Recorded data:

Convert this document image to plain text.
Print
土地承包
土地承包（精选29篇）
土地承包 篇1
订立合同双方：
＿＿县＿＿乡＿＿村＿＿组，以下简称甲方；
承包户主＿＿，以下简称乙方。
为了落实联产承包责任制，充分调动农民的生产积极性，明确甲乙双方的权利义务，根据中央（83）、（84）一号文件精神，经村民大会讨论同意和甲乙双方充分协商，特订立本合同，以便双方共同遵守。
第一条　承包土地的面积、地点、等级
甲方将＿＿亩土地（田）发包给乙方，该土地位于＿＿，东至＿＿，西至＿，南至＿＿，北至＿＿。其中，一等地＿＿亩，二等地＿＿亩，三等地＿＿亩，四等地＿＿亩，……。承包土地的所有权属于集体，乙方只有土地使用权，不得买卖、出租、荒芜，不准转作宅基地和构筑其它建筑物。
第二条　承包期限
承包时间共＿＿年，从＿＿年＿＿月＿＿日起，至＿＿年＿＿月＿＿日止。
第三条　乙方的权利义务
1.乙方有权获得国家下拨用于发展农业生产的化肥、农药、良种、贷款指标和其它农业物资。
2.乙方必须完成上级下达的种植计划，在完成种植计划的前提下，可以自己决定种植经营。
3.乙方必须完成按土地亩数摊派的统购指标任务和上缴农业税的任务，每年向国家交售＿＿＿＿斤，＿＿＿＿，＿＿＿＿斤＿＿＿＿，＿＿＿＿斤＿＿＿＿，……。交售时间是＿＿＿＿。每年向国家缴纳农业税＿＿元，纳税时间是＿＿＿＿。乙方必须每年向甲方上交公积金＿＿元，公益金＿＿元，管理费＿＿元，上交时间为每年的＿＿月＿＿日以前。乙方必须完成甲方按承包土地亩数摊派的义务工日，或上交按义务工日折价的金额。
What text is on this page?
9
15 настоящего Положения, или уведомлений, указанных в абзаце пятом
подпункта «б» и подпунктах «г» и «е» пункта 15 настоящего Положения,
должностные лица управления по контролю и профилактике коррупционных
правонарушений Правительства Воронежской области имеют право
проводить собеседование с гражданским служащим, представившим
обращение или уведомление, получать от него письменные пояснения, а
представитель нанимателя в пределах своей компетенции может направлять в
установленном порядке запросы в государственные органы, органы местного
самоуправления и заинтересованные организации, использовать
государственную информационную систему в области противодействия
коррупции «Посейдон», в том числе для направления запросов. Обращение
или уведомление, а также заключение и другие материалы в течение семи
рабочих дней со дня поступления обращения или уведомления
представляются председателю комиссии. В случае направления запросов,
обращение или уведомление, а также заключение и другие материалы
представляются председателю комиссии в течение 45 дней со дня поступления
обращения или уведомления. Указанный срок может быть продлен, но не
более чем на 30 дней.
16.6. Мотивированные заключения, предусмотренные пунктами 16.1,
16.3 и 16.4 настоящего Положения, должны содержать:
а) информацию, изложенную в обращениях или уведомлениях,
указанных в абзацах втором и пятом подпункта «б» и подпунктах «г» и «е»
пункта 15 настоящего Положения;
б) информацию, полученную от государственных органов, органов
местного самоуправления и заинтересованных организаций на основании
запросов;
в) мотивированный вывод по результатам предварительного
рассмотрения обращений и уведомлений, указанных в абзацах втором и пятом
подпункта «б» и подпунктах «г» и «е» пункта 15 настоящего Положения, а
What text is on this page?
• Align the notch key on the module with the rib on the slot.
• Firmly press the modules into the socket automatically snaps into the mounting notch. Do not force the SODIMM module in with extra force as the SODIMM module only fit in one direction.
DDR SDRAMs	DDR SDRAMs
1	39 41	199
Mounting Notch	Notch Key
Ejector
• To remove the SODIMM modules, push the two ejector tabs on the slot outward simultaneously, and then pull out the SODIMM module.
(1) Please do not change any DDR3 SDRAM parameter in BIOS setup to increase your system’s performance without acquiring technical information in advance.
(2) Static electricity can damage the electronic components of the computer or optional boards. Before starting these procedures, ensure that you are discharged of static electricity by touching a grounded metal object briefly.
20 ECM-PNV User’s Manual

## What you have to do
Scan the listing above and copy all lines containing the word "настоящего".

## Task answer
15 настоящего Положения, или уведомлений, указанных в абзаце пятом
подпункта «б» и подпунктах «г» и «е» пункта 15 настоящего Положения,
16.3 и 16.4 настоящего Положения, должны содержать:
пункта 15 настоящего Положения;
подпункта «б» и подпунктах «г» и «е» пункта 15 настоящего Положения, а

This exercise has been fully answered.